*What the task requires*
For each line below that includes the word "with", make a copy.

[Data entries]
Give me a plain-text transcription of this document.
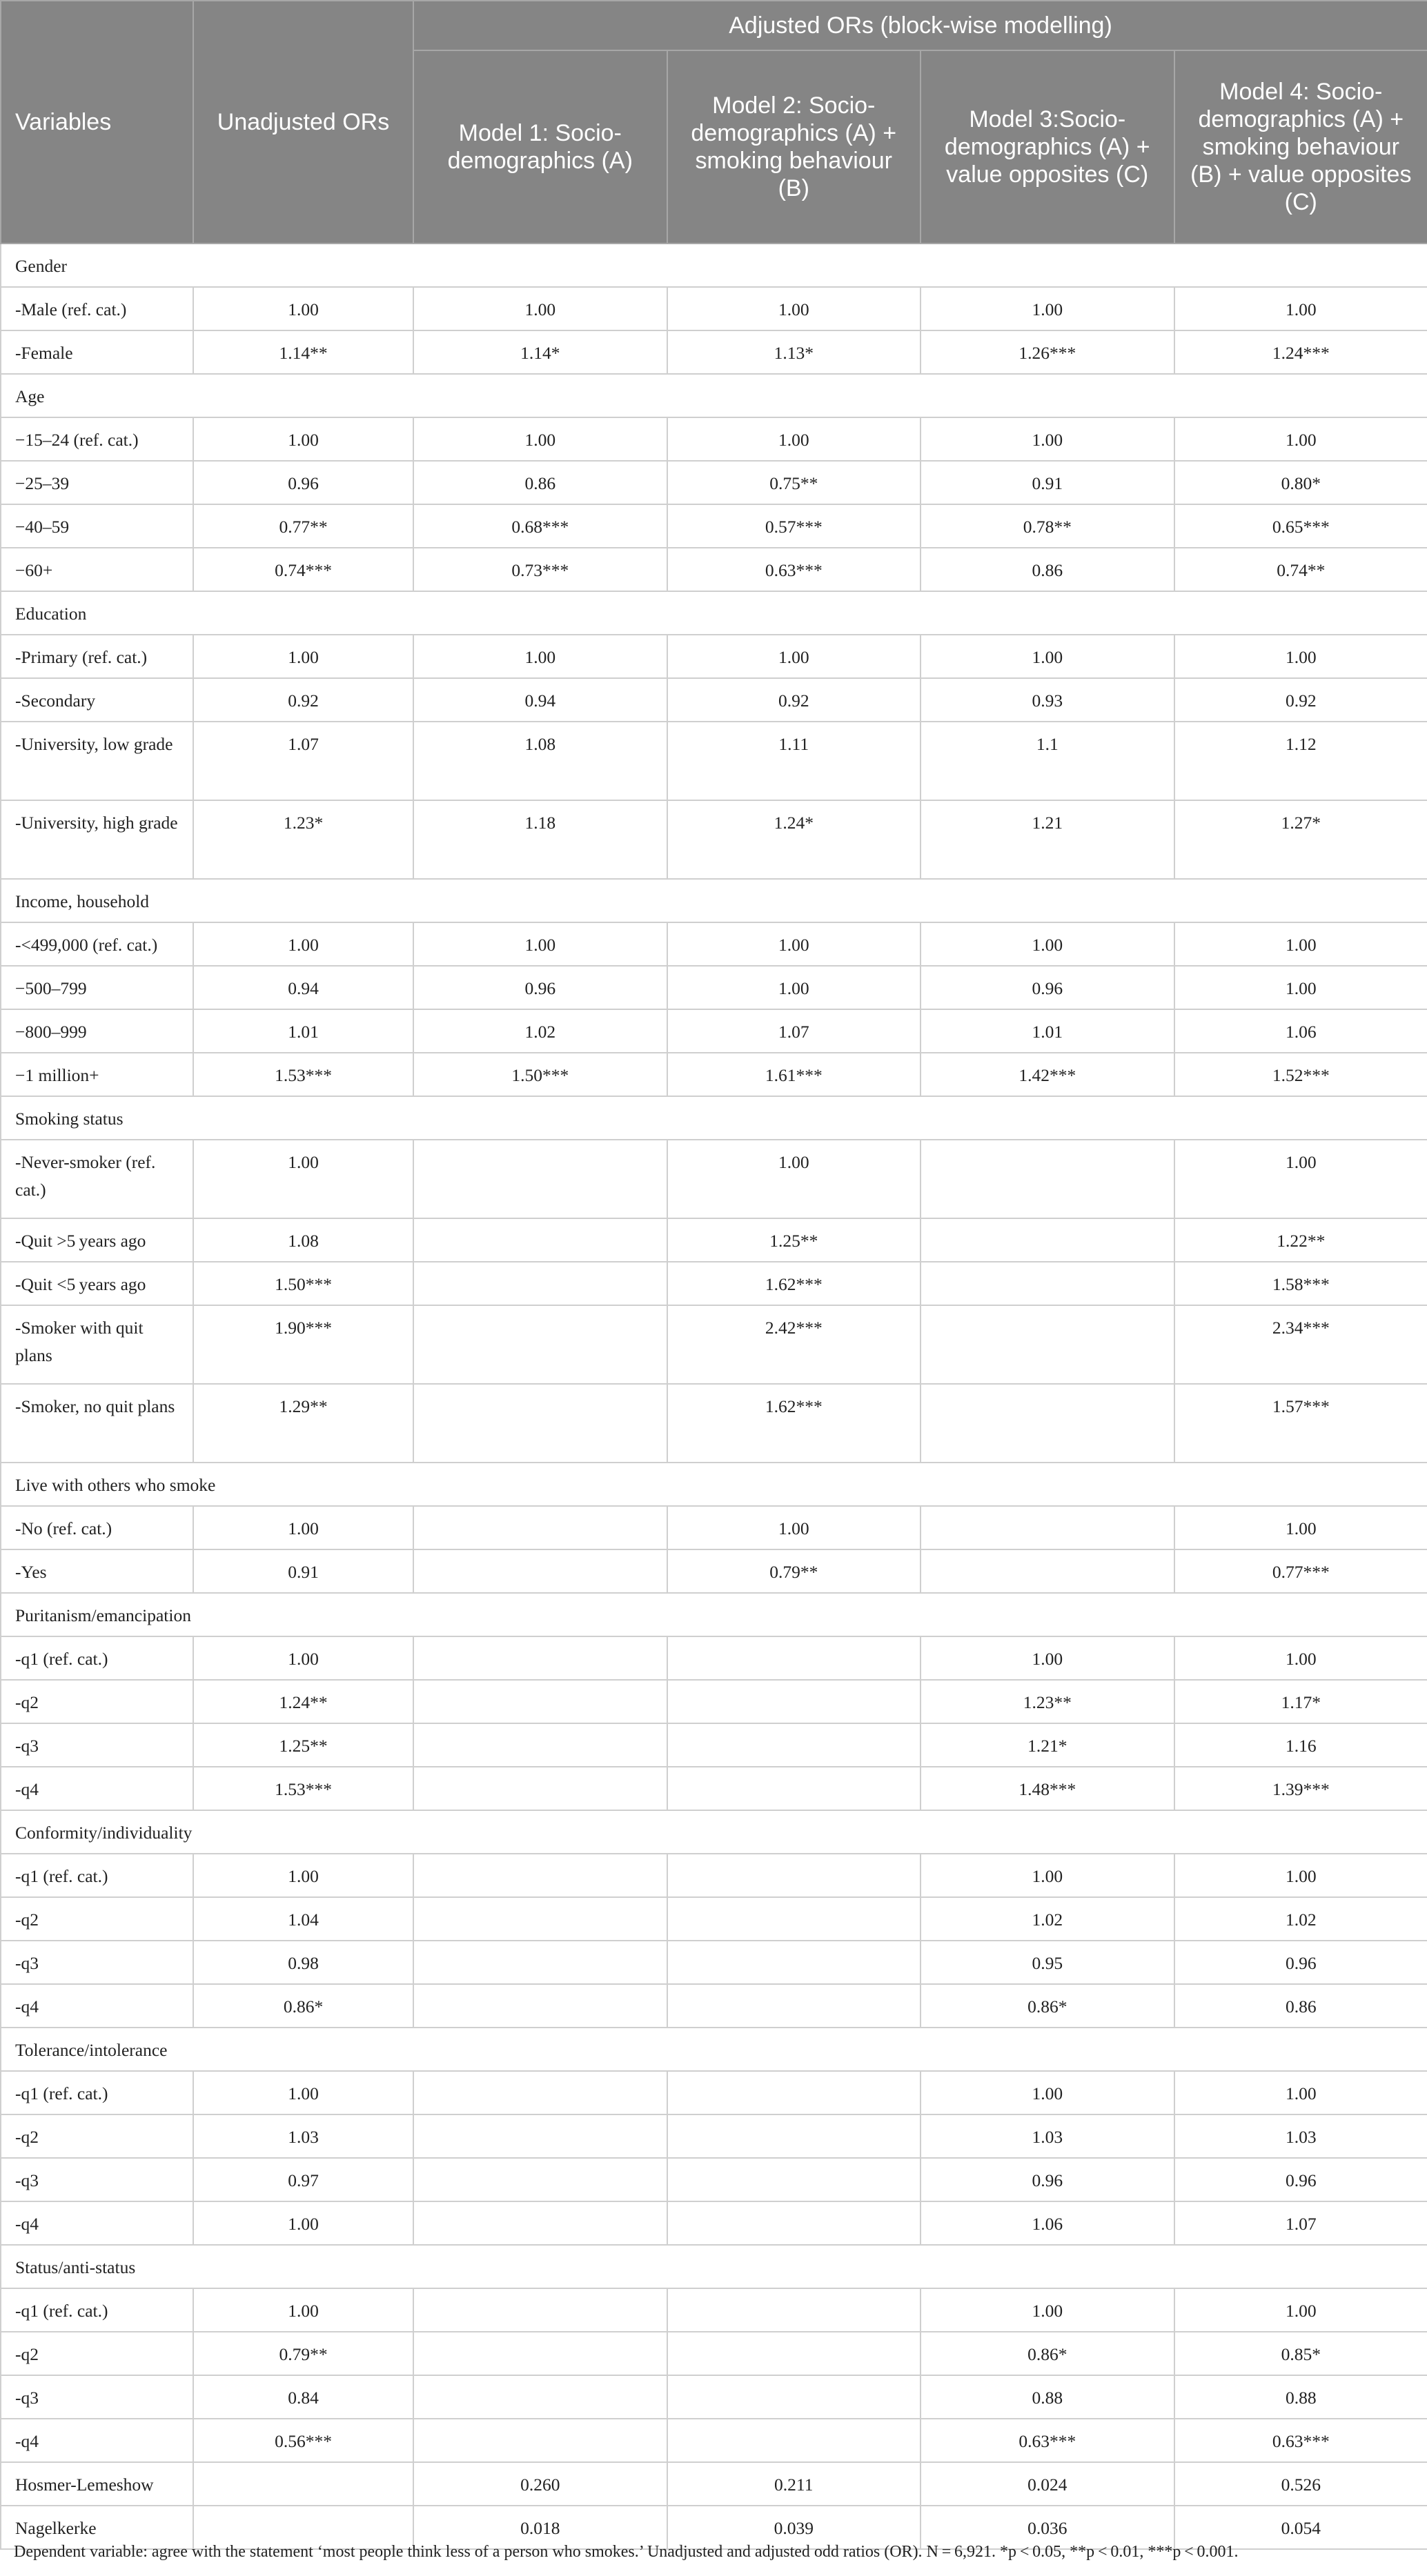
Variables	Unadjusted ORs	Adjusted ORs (block-wise modelling)			
		Model 1: Socio-demographics (A)	Model 2: Socio-demographics (A) + smoking behaviour (B)	Model 3:Socio-demographics (A) + value opposites (C)	Model 4: Socio-demographics (A) + smoking behaviour (B) + value opposites (C)
Gender					
-Male (ref. cat.)	1.00	1.00	1.00	1.00	1.00
-Female	1.14**	1.14*	1.13*	1.26***	1.24***
Age					
−15–24 (ref. cat.)	1.00	1.00	1.00	1.00	1.00
−25–39	0.96	0.86	0.75**	0.91	0.80*
−40–59	0.77**	0.68***	0.57***	0.78**	0.65***
−60+	0.74***	0.73***	0.63***	0.86	0.74**
Education					
-Primary (ref. cat.)	1.00	1.00	1.00	1.00	1.00
-Secondary	0.92	0.94	0.92	0.93	0.92
-University, low grade	1.07	1.08	1.11	1.1	1.12
-University, high grade	1.23*	1.18	1.24*	1.21	1.27*
Income, household					
-<499,000 (ref. cat.)	1.00	1.00	1.00	1.00	1.00
−500–799	0.94	0.96	1.00	0.96	1.00
−800–999	1.01	1.02	1.07	1.01	1.06
−1 million+	1.53***	1.50***	1.61***	1.42***	1.52***
Smoking status					
-Never-smoker (ref. cat.)	1.00		1.00		1.00
-Quit >5 years ago	1.08		1.25**		1.22**
-Quit <5 years ago	1.50***		1.62***		1.58***
-Smoker with quit plans	1.90***		2.42***		2.34***
-Smoker, no quit plans	1.29**		1.62***		1.57***
Live with others who smoke					
-No (ref. cat.)	1.00		1.00		1.00
-Yes	0.91		0.79**		0.77***
Puritanism/emancipation					
-q1 (ref. cat.)	1.00			1.00	1.00
-q2	1.24**			1.23**	1.17*
-q3	1.25**			1.21*	1.16
-q4	1.53***			1.48***	1.39***
Conformity/individuality					
-q1 (ref. cat.)	1.00			1.00	1.00
-q2	1.04			1.02	1.02
-q3	0.98			0.95	0.96
-q4	0.86*			0.86*	0.86
Tolerance/intolerance					
-q1 (ref. cat.)	1.00			1.00	1.00
-q2	1.03			1.03	1.03
-q3	0.97			0.96	0.96
-q4	1.00			1.06	1.07
Status/anti-status					
-q1 (ref. cat.)	1.00			1.00	1.00
-q2	0.79**			0.86*	0.85*
-q3	0.84			0.88	0.88
-q4	0.56***			0.63***	0.63***
Hosmer-Lemeshow		0.260	0.211	0.024	0.526
Nagelkerke		0.018	0.039	0.036	0.054
Dependent variable: agree with the statement ‘most people think less of a person who smokes.’ Unadjusted and adjusted odd ratios (OR). N = 6,921. *p < 0.05, **p < 0.01, ***p < 0.001.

*Problem solution*
-Smoker with quit plans	1.90***		2.42***		2.34***
Live with others who smoke					
Dependent variable: agree with the statement ‘most people think less of a person who smokes.’ Unadjusted and adjusted odd ratios (OR). N = 6,921. *p < 0.05, **p < 0.01, ***p < 0.001.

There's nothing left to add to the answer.